Figure collection entries
◆ ◆ ◆ ◆ ◆
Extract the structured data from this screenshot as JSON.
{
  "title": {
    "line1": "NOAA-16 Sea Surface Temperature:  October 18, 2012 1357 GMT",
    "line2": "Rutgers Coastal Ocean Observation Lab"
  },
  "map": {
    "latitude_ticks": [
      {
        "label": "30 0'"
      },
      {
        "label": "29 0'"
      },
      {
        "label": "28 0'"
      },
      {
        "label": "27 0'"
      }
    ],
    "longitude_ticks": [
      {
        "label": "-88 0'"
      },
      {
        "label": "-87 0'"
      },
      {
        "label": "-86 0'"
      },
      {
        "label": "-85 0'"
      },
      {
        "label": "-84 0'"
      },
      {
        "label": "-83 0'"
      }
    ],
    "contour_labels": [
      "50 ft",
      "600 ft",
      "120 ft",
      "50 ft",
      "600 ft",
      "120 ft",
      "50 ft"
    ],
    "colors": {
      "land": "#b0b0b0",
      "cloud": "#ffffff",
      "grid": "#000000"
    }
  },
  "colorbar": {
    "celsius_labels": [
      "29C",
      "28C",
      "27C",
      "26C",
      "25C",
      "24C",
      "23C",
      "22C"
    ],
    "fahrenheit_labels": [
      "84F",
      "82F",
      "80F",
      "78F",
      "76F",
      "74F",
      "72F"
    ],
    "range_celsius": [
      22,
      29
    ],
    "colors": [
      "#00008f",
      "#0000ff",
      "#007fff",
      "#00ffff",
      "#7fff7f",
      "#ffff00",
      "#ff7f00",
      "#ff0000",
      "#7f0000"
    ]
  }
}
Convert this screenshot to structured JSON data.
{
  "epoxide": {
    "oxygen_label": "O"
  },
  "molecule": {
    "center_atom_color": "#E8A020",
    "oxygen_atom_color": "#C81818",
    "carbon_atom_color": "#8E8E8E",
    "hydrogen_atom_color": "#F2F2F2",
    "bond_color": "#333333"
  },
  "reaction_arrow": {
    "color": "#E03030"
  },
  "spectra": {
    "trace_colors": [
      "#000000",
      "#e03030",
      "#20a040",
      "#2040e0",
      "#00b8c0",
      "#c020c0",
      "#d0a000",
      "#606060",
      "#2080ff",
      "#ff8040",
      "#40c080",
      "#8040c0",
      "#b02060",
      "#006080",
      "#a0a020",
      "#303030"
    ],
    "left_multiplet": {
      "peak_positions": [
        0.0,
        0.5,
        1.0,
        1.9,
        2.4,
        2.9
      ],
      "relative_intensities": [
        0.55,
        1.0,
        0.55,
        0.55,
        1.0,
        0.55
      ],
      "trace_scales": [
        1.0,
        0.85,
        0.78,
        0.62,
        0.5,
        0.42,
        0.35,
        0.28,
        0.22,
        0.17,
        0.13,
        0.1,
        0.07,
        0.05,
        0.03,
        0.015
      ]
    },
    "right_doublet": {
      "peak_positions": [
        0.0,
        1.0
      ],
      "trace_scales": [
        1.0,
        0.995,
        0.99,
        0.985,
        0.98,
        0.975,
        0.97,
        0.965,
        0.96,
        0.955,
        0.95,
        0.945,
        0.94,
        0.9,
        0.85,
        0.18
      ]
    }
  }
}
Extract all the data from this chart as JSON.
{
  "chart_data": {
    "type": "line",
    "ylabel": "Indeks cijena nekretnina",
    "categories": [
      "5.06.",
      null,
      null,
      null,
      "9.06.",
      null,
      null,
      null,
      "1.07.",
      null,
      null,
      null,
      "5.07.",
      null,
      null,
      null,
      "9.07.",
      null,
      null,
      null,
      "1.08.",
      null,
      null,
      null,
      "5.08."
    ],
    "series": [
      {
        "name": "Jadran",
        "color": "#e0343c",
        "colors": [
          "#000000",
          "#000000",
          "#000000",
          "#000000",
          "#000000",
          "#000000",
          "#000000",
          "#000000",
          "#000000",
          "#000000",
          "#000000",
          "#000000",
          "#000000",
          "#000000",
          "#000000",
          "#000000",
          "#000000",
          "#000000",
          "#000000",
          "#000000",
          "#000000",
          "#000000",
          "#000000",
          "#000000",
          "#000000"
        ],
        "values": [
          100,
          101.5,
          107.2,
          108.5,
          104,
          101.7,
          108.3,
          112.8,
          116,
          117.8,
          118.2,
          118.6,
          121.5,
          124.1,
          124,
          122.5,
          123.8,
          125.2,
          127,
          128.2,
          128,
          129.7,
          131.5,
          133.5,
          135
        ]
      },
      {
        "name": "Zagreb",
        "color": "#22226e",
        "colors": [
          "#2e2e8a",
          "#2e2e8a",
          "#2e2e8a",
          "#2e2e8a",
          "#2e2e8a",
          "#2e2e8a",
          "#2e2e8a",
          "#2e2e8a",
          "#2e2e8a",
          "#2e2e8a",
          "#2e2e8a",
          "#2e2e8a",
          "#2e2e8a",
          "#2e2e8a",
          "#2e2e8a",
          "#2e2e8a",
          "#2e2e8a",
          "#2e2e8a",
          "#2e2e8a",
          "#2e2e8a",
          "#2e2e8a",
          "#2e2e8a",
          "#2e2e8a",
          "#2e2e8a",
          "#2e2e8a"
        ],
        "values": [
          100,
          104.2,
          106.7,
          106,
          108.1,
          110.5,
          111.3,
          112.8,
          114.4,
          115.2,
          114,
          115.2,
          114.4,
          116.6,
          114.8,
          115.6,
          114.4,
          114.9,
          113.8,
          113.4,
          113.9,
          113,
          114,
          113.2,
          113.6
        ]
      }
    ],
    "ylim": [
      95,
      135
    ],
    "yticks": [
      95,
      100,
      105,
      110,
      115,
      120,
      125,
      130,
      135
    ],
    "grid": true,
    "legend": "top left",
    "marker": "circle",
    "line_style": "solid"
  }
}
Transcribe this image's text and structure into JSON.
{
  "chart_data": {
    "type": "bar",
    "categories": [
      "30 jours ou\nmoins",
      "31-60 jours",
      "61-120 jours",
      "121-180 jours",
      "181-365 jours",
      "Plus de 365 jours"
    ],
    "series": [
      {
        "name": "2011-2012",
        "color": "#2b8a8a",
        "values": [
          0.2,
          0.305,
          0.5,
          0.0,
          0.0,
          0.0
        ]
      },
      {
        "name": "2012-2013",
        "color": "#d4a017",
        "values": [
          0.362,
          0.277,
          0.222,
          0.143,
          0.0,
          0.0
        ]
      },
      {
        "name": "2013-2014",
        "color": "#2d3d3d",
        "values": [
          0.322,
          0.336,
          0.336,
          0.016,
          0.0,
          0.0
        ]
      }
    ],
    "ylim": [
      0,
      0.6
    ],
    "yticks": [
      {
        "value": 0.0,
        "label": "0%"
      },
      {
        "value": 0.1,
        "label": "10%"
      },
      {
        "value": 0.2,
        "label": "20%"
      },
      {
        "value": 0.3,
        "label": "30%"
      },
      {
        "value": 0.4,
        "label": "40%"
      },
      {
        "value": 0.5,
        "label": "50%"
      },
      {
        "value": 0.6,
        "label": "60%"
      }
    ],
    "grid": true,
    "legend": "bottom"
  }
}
◆ ◆ ◆ ◆ ◆
• PROMPT:
Print again each line of the listing above, exactly as it appears.

• FINAL ANSWER:
Extract the structured data from this screenshot as JSON.
{
  "title": {
    "line1": "NOAA-16 Sea Surface Temperature:  October 18, 2012 1357 GMT",
    "line2": "Rutgers Coastal Ocean Observation Lab"
  },
  "map": {
    "latitude_ticks": [
      {
        "label": "30 0'"
      },
      {
        "label": "29 0'"
      },
      {
        "label": "28 0'"
      },
      {
        "label": "27 0'"
      }
    ],
    "longitude_ticks": [
      {
        "label": "-88 0'"
      },
      {
        "label": "-87 0'"
      },
      {
        "label": "-86 0'"
      },
      {
        "label": "-85 0'"
      },
      {
        "label": "-84 0'"
      },
      {
        "label": "-83 0'"
      }
    ],
    "contour_labels": [
      "50 ft",
      "600 ft",
      "120 ft",
      "50 ft",
      "600 ft",
      "120 ft",
      "50 ft"
    ],
    "colors": {
      "land": "#b0b0b0",
      "cloud": "#ffffff",
      "grid": "#000000"
    }
  },
  "colorbar": {
    "celsius_labels": [
      "29C",
      "28C",
      "27C",
      "26C",
      "25C",
      "24C",
      "23C",
      "22C"
    ],
    "fahrenheit_labels": [
      "84F",
      "82F",
      "80F",
      "78F",
      "76F",
      "74F",
      "72F"
    ],
    "range_celsius": [
      22,
      29
    ],
    "colors": [
      "#00008f",
      "#0000ff",
      "#007fff",
      "#00ffff",
      "#7fff7f",
      "#ffff00",
      "#ff7f00",
      "#ff0000",
      "#7f0000"
    ]
  }
}
Convert this screenshot to structured JSON data.
{
  "epoxide": {
    "oxygen_label": "O"
  },
  "molecule": {
    "center_atom_color": "#E8A020",
    "oxygen_atom_color": "#C81818",
    "carbon_atom_color": "#8E8E8E",
    "hydrogen_atom_color": "#F2F2F2",
    "bond_color": "#333333"
  },
  "reaction_arrow": {
    "color": "#E03030"
  },
  "spectra": {
    "trace_colors": [
      "#000000",
      "#e03030",
      "#20a040",
      "#2040e0",
      "#00b8c0",
      "#c020c0",
      "#d0a000",
      "#606060",
      "#2080ff",
      "#ff8040",
      "#40c080",
      "#8040c0",
      "#b02060",
      "#006080",
      "#a0a020",
      "#303030"
    ],
    "left_multiplet": {
      "peak_positions": [
        0.0,
        0.5,
        1.0,
        1.9,
        2.4,
        2.9
      ],
      "relative_intensities": [
        0.55,
        1.0,
        0.55,
        0.55,
        1.0,
        0.55
      ],
      "trace_scales": [
        1.0,
        0.85,
        0.78,
        0.62,
        0.5,
        0.42,
        0.35,
        0.28,
        0.22,
        0.17,
        0.13,
        0.1,
        0.07,
        0.05,
        0.03,
        0.015
      ]
    },
    "right_doublet": {
      "peak_positions": [
        0.0,
        1.0
      ],
      "trace_scales": [
        1.0,
        0.995,
        0.99,
        0.985,
        0.98,
        0.975,
        0.97,
        0.965,
        0.96,
        0.955,
        0.95,
        0.945,
        0.94,
        0.9,
        0.85,
        0.18
      ]
    }
  }
}
Extract all the data from this chart as JSON.
{
  "chart_data": {
    "type": "line",
    "ylabel": "Indeks cijena nekretnina",
    "categories": [
      "5.06.",
      null,
      null,
      null,
      "9.06.",
      null,
      null,
      null,
      "1.07.",
      null,
      null,
      null,
      "5.07.",
      null,
      null,
      null,
      "9.07.",
      null,
      null,
      null,
      "1.08.",
      null,
      null,
      null,
      "5.08."
    ],
    "series": [
      {
        "name": "Jadran",
        "color": "#e0343c",
        "colors": [
          "#000000",
          "#000000",
          "#000000",
          "#000000",
          "#000000",
          "#000000",
          "#000000",
          "#000000",
          "#000000",
          "#000000",
          "#000000",
          "#000000",
          "#000000",
          "#000000",
          "#000000",
          "#000000",
          "#000000",
          "#000000",
          "#000000",
          "#000000",
          "#000000",
          "#000000",
          "#000000",
          "#000000",
          "#000000"
        ],
        "values": [
          100,
          101.5,
          107.2,
          108.5,
          104,
          101.7,
          108.3,
          112.8,
          116,
          117.8,
          118.2,
          118.6,
          121.5,
          124.1,
          124,
          122.5,
          123.8,
          125.2,
          127,
          128.2,
          128,
          129.7,
          131.5,
          133.5,
          135
        ]
      },
      {
        "name": "Zagreb",
        "color": "#22226e",
        "colors": [
          "#2e2e8a",
          "#2e2e8a",
          "#2e2e8a",
          "#2e2e8a",
          "#2e2e8a",
          "#2e2e8a",
          "#2e2e8a",
          "#2e2e8a",
          "#2e2e8a",
          "#2e2e8a",
          "#2e2e8a",
          "#2e2e8a",
          "#2e2e8a",
          "#2e2e8a",
          "#2e2e8a",
          "#2e2e8a",
          "#2e2e8a",
          "#2e2e8a",
          "#2e2e8a",
          "#2e2e8a",
          "#2e2e8a",
          "#2e2e8a",
          "#2e2e8a",
          "#2e2e8a",
          "#2e2e8a"
        ],
        "values": [
          100,
          104.2,
          106.7,
          106,
          108.1,
          110.5,
          111.3,
          112.8,
          114.4,
          115.2,
          114,
          115.2,
          114.4,
          116.6,
          114.8,
          115.6,
          114.4,
          114.9,
          113.8,
          113.4,
          113.9,
          113,
          114,
          113.2,
          113.6
        ]
      }
    ],
    "ylim": [
      95,
      135
    ],
    "yticks": [
      95,
      100,
      105,
      110,
      115,
      120,
      125,
      130,
      135
    ],
    "grid": true,
    "legend": "top left",
    "marker": "circle",
    "line_style": "solid"
  }
}
Transcribe this image's text and structure into JSON.
{
  "chart_data": {
    "type": "bar",
    "categories": [
      "30 jours ou\nmoins",
      "31-60 jours",
      "61-120 jours",
      "121-180 jours",
      "181-365 jours",
      "Plus de 365 jours"
    ],
    "series": [
      {
        "name": "2011-2012",
        "color": "#2b8a8a",
        "values": [
          0.2,
          0.305,
          0.5,
          0.0,
          0.0,
          0.0
        ]
      },
      {
        "name": "2012-2013",
        "color": "#d4a017",
        "values": [
          0.362,
          0.277,
          0.222,
          0.143,
          0.0,
          0.0
        ]
      },
      {
        "name": "2013-2014",
        "color": "#2d3d3d",
        "values": [
          0.322,
          0.336,
          0.336,
          0.016,
          0.0,
          0.0
        ]
      }
    ],
    "ylim": [
      0,
      0.6
    ],
    "yticks": [
      {
        "value": 0.0,
        "label": "0%"
      },
      {
        "value": 0.1,
        "label": "10%"
      },
      {
        "value": 0.2,
        "label": "20%"
      },
      {
        "value": 0.3,
        "label": "30%"
      },
      {
        "value": 0.4,
        "label": "40%"
      },
      {
        "value": 0.5,
        "label": "50%"
      },
      {
        "value": 0.6,
        "label": "60%"
      }
    ],
    "grid": true,
    "legend": "bottom"
  }
}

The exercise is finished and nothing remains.